[Stored data entries]
○ ○ ○ ○

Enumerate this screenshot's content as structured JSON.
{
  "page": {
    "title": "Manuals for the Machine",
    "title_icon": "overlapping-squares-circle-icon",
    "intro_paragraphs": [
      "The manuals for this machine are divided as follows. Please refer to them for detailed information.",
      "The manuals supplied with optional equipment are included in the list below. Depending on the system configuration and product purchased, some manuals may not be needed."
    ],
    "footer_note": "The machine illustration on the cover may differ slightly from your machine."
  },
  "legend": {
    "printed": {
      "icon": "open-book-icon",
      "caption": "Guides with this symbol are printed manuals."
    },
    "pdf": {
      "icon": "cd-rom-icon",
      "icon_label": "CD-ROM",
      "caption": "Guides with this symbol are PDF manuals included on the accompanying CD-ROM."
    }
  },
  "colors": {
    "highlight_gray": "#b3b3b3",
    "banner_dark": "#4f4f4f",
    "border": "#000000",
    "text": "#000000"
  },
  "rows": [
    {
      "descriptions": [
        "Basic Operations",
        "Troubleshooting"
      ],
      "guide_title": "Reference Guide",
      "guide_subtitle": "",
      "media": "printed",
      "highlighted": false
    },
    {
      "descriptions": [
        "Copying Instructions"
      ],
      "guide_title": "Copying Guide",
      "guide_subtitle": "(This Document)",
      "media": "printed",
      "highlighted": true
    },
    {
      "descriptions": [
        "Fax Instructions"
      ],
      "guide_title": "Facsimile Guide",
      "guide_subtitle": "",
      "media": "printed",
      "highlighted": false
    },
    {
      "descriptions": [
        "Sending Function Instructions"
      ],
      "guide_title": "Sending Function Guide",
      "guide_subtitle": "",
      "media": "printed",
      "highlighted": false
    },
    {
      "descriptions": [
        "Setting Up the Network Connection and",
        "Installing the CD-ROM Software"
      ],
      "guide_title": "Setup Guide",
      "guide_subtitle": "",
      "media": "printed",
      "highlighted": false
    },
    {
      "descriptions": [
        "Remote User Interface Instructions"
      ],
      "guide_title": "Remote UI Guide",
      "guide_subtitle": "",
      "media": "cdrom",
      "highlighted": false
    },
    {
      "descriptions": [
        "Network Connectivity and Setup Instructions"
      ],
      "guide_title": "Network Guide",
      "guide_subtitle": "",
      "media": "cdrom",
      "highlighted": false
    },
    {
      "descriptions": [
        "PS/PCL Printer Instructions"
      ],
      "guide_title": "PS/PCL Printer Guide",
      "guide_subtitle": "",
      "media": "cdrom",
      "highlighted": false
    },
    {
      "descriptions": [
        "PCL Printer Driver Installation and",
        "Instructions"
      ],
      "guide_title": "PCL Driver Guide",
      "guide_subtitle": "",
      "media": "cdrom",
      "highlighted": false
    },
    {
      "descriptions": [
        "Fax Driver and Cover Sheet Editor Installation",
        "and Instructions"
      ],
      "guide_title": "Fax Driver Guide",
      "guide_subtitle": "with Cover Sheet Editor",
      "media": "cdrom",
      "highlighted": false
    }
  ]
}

○ ○ ○ ○

**To be done**
Print back all the lines verbatim.

**Output for this task**
Enumerate this screenshot's content as structured JSON.
{
  "page": {
    "title": "Manuals for the Machine",
    "title_icon": "overlapping-squares-circle-icon",
    "intro_paragraphs": [
      "The manuals for this machine are divided as follows. Please refer to them for detailed information.",
      "The manuals supplied with optional equipment are included in the list below. Depending on the system configuration and product purchased, some manuals may not be needed."
    ],
    "footer_note": "The machine illustration on the cover may differ slightly from your machine."
  },
  "legend": {
    "printed": {
      "icon": "open-book-icon",
      "caption": "Guides with this symbol are printed manuals."
    },
    "pdf": {
      "icon": "cd-rom-icon",
      "icon_label": "CD-ROM",
      "caption": "Guides with this symbol are PDF manuals included on the accompanying CD-ROM."
    }
  },
  "colors": {
    "highlight_gray": "#b3b3b3",
    "banner_dark": "#4f4f4f",
    "border": "#000000",
    "text": "#000000"
  },
  "rows": [
    {
      "descriptions": [
        "Basic Operations",
        "Troubleshooting"
      ],
      "guide_title": "Reference Guide",
      "guide_subtitle": "",
      "media": "printed",
      "highlighted": false
    },
    {
      "descriptions": [
        "Copying Instructions"
      ],
      "guide_title": "Copying Guide",
      "guide_subtitle": "(This Document)",
      "media": "printed",
      "highlighted": true
    },
    {
      "descriptions": [
        "Fax Instructions"
      ],
      "guide_title": "Facsimile Guide",
      "guide_subtitle": "",
      "media": "printed",
      "highlighted": false
    },
    {
      "descriptions": [
        "Sending Function Instructions"
      ],
      "guide_title": "Sending Function Guide",
      "guide_subtitle": "",
      "media": "printed",
      "highlighted": false
    },
    {
      "descriptions": [
        "Setting Up the Network Connection and",
        "Installing the CD-ROM Software"
      ],
      "guide_title": "Setup Guide",
      "guide_subtitle": "",
      "media": "printed",
      "highlighted": false
    },
    {
      "descriptions": [
        "Remote User Interface Instructions"
      ],
      "guide_title": "Remote UI Guide",
      "guide_subtitle": "",
      "media": "cdrom",
      "highlighted": false
    },
    {
      "descriptions": [
        "Network Connectivity and Setup Instructions"
      ],
      "guide_title": "Network Guide",
      "guide_subtitle": "",
      "media": "cdrom",
      "highlighted": false
    },
    {
      "descriptions": [
        "PS/PCL Printer Instructions"
      ],
      "guide_title": "PS/PCL Printer Guide",
      "guide_subtitle": "",
      "media": "cdrom",
      "highlighted": false
    },
    {
      "descriptions": [
        "PCL Printer Driver Installation and",
        "Instructions"
      ],
      "guide_title": "PCL Driver Guide",
      "guide_subtitle": "",
      "media": "cdrom",
      "highlighted": false
    },
    {
      "descriptions": [
        "Fax Driver and Cover Sheet Editor Installation",
        "and Instructions"
      ],
      "guide_title": "Fax Driver Guide",
      "guide_subtitle": "with Cover Sheet Editor",
      "media": "cdrom",
      "highlighted": false
    }
  ]
}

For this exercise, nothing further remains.